• _Input records_:

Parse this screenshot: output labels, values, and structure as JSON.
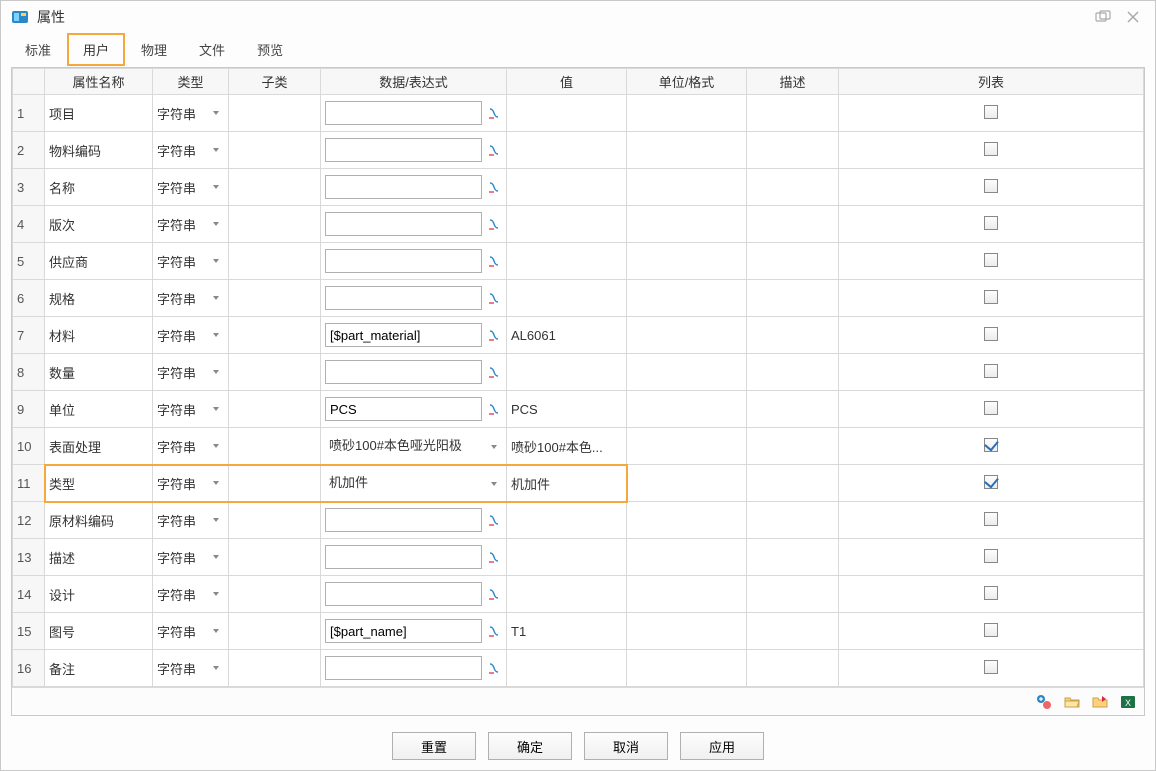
{
  "window": {
    "title": "属性"
  },
  "tabs": {
    "items": [
      {
        "label": "标准"
      },
      {
        "label": "用户",
        "active": true
      },
      {
        "label": "物理"
      },
      {
        "label": "文件"
      },
      {
        "label": "预览"
      }
    ]
  },
  "columns": {
    "rownum": "",
    "name": "属性名称",
    "type": "类型",
    "subtype": "子类",
    "expr": "数据/表达式",
    "val": "值",
    "unit": "单位/格式",
    "desc": "描述",
    "list": "列表"
  },
  "type_default": "字符串",
  "rows": [
    {
      "num": "1",
      "name": "项目",
      "expr": "",
      "expr_mode": "input",
      "val": "",
      "list": false
    },
    {
      "num": "2",
      "name": "物料编码",
      "expr": "",
      "expr_mode": "input",
      "val": "",
      "list": false
    },
    {
      "num": "3",
      "name": "名称",
      "expr": "",
      "expr_mode": "input",
      "val": "",
      "list": false
    },
    {
      "num": "4",
      "name": "版次",
      "expr": "",
      "expr_mode": "input",
      "val": "",
      "list": false
    },
    {
      "num": "5",
      "name": "供应商",
      "expr": "",
      "expr_mode": "input",
      "val": "",
      "list": false
    },
    {
      "num": "6",
      "name": "规格",
      "expr": "",
      "expr_mode": "input",
      "val": "",
      "list": false
    },
    {
      "num": "7",
      "name": "材料",
      "expr": "[$part_material]",
      "expr_mode": "input",
      "val": "AL6061",
      "list": false
    },
    {
      "num": "8",
      "name": "数量",
      "expr": "",
      "expr_mode": "input",
      "val": "",
      "list": false
    },
    {
      "num": "9",
      "name": "单位",
      "expr": "PCS",
      "expr_mode": "input",
      "val": "PCS",
      "list": false
    },
    {
      "num": "10",
      "name": "表面处理",
      "expr": "喷砂100#本色哑光阳极",
      "expr_mode": "dropdown",
      "val": "喷砂100#本色...",
      "list": true
    },
    {
      "num": "11",
      "name": "类型",
      "expr": "机加件",
      "expr_mode": "dropdown",
      "val": "机加件",
      "list": true,
      "highlight": true
    },
    {
      "num": "12",
      "name": "原材料编码",
      "expr": "",
      "expr_mode": "input",
      "val": "",
      "list": false
    },
    {
      "num": "13",
      "name": "描述",
      "expr": "",
      "expr_mode": "input",
      "val": "",
      "list": false
    },
    {
      "num": "14",
      "name": "设计",
      "expr": "",
      "expr_mode": "input",
      "val": "",
      "list": false
    },
    {
      "num": "15",
      "name": "图号",
      "expr": "[$part_name]",
      "expr_mode": "input",
      "val": "T1",
      "list": false
    },
    {
      "num": "16",
      "name": "备注",
      "expr": "",
      "expr_mode": "input",
      "val": "",
      "list": false
    }
  ],
  "buttons": {
    "reset": "重置",
    "ok": "确定",
    "cancel": "取消",
    "apply": "应用"
  }
}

• _Written request_: Look through the material above and pick out each line holding the word "true".

• _Solution to the exercise_:
        "active": true
      "list": true
      "list": true,
      "highlight": true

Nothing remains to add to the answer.